| Material for this task |

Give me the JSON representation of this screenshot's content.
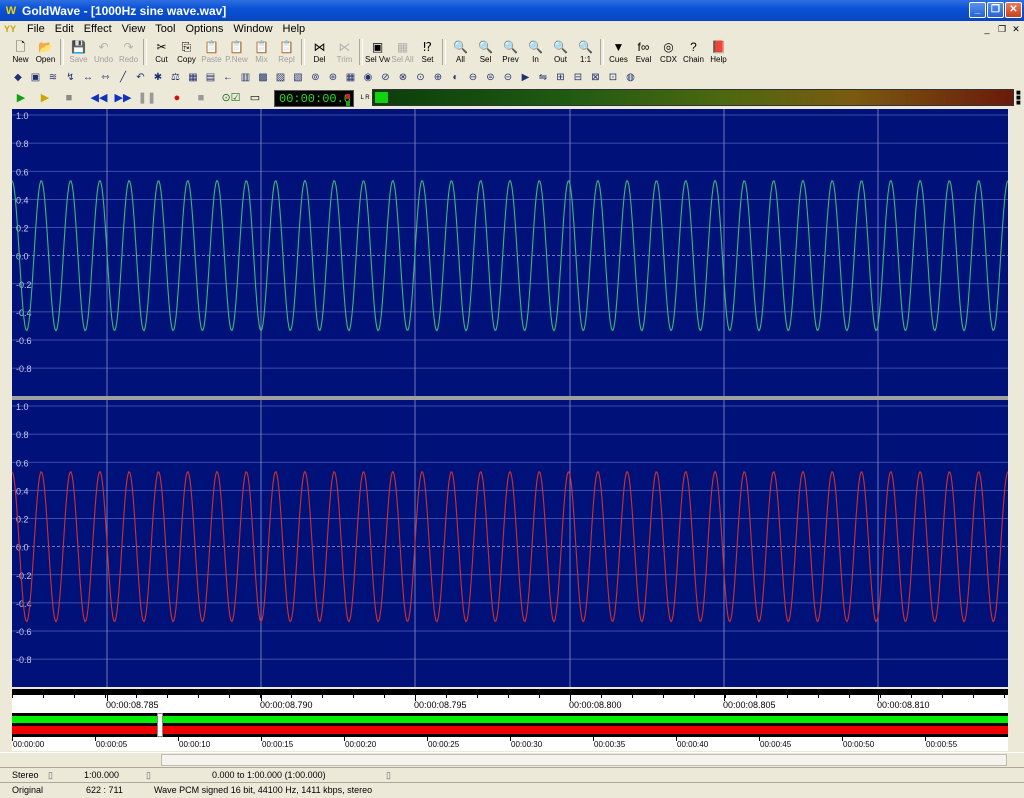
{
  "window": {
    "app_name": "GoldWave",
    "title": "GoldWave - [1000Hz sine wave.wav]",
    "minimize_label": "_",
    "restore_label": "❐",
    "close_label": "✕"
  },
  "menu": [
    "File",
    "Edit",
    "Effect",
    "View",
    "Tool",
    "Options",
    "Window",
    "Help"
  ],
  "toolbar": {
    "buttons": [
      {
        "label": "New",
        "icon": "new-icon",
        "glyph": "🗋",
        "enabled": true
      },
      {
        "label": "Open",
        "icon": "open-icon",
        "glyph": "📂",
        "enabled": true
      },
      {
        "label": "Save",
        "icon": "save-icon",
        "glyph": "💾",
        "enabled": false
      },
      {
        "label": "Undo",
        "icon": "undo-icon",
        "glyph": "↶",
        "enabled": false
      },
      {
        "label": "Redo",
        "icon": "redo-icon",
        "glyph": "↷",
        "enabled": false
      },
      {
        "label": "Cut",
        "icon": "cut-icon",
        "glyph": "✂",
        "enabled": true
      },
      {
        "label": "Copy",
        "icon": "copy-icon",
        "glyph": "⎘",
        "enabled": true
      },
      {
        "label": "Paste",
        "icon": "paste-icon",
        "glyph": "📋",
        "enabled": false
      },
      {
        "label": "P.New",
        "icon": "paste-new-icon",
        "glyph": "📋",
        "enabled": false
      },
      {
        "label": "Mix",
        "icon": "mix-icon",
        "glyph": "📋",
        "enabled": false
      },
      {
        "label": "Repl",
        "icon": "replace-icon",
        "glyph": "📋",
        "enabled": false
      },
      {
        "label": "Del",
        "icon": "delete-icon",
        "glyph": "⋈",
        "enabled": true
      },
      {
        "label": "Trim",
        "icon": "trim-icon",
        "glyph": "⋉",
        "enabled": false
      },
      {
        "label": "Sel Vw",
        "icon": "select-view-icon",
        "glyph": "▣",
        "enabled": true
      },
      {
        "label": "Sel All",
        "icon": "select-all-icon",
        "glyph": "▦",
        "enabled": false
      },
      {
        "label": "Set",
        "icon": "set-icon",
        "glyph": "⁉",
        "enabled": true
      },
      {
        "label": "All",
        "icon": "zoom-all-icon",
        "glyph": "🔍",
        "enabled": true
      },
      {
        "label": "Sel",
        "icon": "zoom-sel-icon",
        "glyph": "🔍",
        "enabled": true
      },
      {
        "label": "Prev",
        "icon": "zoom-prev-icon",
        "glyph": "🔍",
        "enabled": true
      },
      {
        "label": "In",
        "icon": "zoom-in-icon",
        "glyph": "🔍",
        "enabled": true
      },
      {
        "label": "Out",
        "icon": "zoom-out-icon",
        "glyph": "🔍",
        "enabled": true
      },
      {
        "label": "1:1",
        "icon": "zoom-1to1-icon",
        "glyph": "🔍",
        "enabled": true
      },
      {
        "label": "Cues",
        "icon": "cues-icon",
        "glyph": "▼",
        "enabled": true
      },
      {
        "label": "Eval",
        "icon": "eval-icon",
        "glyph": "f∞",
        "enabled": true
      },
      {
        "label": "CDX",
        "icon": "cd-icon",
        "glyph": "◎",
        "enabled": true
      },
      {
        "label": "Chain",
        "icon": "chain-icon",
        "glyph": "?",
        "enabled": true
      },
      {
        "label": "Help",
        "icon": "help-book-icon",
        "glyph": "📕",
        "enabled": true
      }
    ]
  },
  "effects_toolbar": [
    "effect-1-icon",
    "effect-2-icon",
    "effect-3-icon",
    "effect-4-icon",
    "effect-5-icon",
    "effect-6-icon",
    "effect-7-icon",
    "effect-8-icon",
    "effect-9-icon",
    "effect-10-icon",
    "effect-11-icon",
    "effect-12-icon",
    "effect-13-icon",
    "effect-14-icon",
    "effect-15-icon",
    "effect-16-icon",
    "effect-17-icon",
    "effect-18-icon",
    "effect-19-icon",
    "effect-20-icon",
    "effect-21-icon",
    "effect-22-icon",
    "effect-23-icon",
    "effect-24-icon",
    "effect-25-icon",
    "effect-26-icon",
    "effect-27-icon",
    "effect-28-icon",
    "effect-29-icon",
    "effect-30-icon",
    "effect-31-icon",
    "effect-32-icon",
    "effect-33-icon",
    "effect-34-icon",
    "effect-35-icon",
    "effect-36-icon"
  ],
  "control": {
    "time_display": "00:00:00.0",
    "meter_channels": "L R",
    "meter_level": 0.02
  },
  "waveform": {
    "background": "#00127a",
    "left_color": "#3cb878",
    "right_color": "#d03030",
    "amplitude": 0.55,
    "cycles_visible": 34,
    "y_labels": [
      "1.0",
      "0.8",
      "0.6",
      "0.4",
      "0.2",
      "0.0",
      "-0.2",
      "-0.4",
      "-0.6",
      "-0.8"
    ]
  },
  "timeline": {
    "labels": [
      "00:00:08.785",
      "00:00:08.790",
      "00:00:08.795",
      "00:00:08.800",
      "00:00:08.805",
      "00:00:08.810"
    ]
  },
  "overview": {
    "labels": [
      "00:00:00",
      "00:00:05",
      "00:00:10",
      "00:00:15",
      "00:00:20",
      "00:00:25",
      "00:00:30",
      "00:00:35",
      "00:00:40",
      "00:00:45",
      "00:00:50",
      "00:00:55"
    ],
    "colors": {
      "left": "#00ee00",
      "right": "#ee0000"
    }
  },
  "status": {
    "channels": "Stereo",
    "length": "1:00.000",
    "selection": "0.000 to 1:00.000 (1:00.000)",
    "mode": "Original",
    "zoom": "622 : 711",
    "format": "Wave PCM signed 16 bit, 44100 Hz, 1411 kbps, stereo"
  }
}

| Aim of the exercise |
Write out the entries above word for word. Do not include the pictures.

| Written answer |
Give me the JSON representation of this screenshot's content.
{
  "window": {
    "app_name": "GoldWave",
    "title": "GoldWave - [1000Hz sine wave.wav]",
    "minimize_label": "_",
    "restore_label": "❐",
    "close_label": "✕"
  },
  "menu": [
    "File",
    "Edit",
    "Effect",
    "View",
    "Tool",
    "Options",
    "Window",
    "Help"
  ],
  "toolbar": {
    "buttons": [
      {
        "label": "New",
        "icon": "new-icon",
        "glyph": "🗋",
        "enabled": true
      },
      {
        "label": "Open",
        "icon": "open-icon",
        "glyph": "📂",
        "enabled": true
      },
      {
        "label": "Save",
        "icon": "save-icon",
        "glyph": "💾",
        "enabled": false
      },
      {
        "label": "Undo",
        "icon": "undo-icon",
        "glyph": "↶",
        "enabled": false
      },
      {
        "label": "Redo",
        "icon": "redo-icon",
        "glyph": "↷",
        "enabled": false
      },
      {
        "label": "Cut",
        "icon": "cut-icon",
        "glyph": "✂",
        "enabled": true
      },
      {
        "label": "Copy",
        "icon": "copy-icon",
        "glyph": "⎘",
        "enabled": true
      },
      {
        "label": "Paste",
        "icon": "paste-icon",
        "glyph": "📋",
        "enabled": false
      },
      {
        "label": "P.New",
        "icon": "paste-new-icon",
        "glyph": "📋",
        "enabled": false
      },
      {
        "label": "Mix",
        "icon": "mix-icon",
        "glyph": "📋",
        "enabled": false
      },
      {
        "label": "Repl",
        "icon": "replace-icon",
        "glyph": "📋",
        "enabled": false
      },
      {
        "label": "Del",
        "icon": "delete-icon",
        "glyph": "⋈",
        "enabled": true
      },
      {
        "label": "Trim",
        "icon": "trim-icon",
        "glyph": "⋉",
        "enabled": false
      },
      {
        "label": "Sel Vw",
        "icon": "select-view-icon",
        "glyph": "▣",
        "enabled": true
      },
      {
        "label": "Sel All",
        "icon": "select-all-icon",
        "glyph": "▦",
        "enabled": false
      },
      {
        "label": "Set",
        "icon": "set-icon",
        "glyph": "⁉",
        "enabled": true
      },
      {
        "label": "All",
        "icon": "zoom-all-icon",
        "glyph": "🔍",
        "enabled": true
      },
      {
        "label": "Sel",
        "icon": "zoom-sel-icon",
        "glyph": "🔍",
        "enabled": true
      },
      {
        "label": "Prev",
        "icon": "zoom-prev-icon",
        "glyph": "🔍",
        "enabled": true
      },
      {
        "label": "In",
        "icon": "zoom-in-icon",
        "glyph": "🔍",
        "enabled": true
      },
      {
        "label": "Out",
        "icon": "zoom-out-icon",
        "glyph": "🔍",
        "enabled": true
      },
      {
        "label": "1:1",
        "icon": "zoom-1to1-icon",
        "glyph": "🔍",
        "enabled": true
      },
      {
        "label": "Cues",
        "icon": "cues-icon",
        "glyph": "▼",
        "enabled": true
      },
      {
        "label": "Eval",
        "icon": "eval-icon",
        "glyph": "f∞",
        "enabled": true
      },
      {
        "label": "CDX",
        "icon": "cd-icon",
        "glyph": "◎",
        "enabled": true
      },
      {
        "label": "Chain",
        "icon": "chain-icon",
        "glyph": "?",
        "enabled": true
      },
      {
        "label": "Help",
        "icon": "help-book-icon",
        "glyph": "📕",
        "enabled": true
      }
    ]
  },
  "effects_toolbar": [
    "effect-1-icon",
    "effect-2-icon",
    "effect-3-icon",
    "effect-4-icon",
    "effect-5-icon",
    "effect-6-icon",
    "effect-7-icon",
    "effect-8-icon",
    "effect-9-icon",
    "effect-10-icon",
    "effect-11-icon",
    "effect-12-icon",
    "effect-13-icon",
    "effect-14-icon",
    "effect-15-icon",
    "effect-16-icon",
    "effect-17-icon",
    "effect-18-icon",
    "effect-19-icon",
    "effect-20-icon",
    "effect-21-icon",
    "effect-22-icon",
    "effect-23-icon",
    "effect-24-icon",
    "effect-25-icon",
    "effect-26-icon",
    "effect-27-icon",
    "effect-28-icon",
    "effect-29-icon",
    "effect-30-icon",
    "effect-31-icon",
    "effect-32-icon",
    "effect-33-icon",
    "effect-34-icon",
    "effect-35-icon",
    "effect-36-icon"
  ],
  "control": {
    "time_display": "00:00:00.0",
    "meter_channels": "L R",
    "meter_level": 0.02
  },
  "waveform": {
    "background": "#00127a",
    "left_color": "#3cb878",
    "right_color": "#d03030",
    "amplitude": 0.55,
    "cycles_visible": 34,
    "y_labels": [
      "1.0",
      "0.8",
      "0.6",
      "0.4",
      "0.2",
      "0.0",
      "-0.2",
      "-0.4",
      "-0.6",
      "-0.8"
    ]
  },
  "timeline": {
    "labels": [
      "00:00:08.785",
      "00:00:08.790",
      "00:00:08.795",
      "00:00:08.800",
      "00:00:08.805",
      "00:00:08.810"
    ]
  },
  "overview": {
    "labels": [
      "00:00:00",
      "00:00:05",
      "00:00:10",
      "00:00:15",
      "00:00:20",
      "00:00:25",
      "00:00:30",
      "00:00:35",
      "00:00:40",
      "00:00:45",
      "00:00:50",
      "00:00:55"
    ],
    "colors": {
      "left": "#00ee00",
      "right": "#ee0000"
    }
  },
  "status": {
    "channels": "Stereo",
    "length": "1:00.000",
    "selection": "0.000 to 1:00.000 (1:00.000)",
    "mode": "Original",
    "zoom": "622 : 711",
    "format": "Wave PCM signed 16 bit, 44100 Hz, 1411 kbps, stereo"
  }
}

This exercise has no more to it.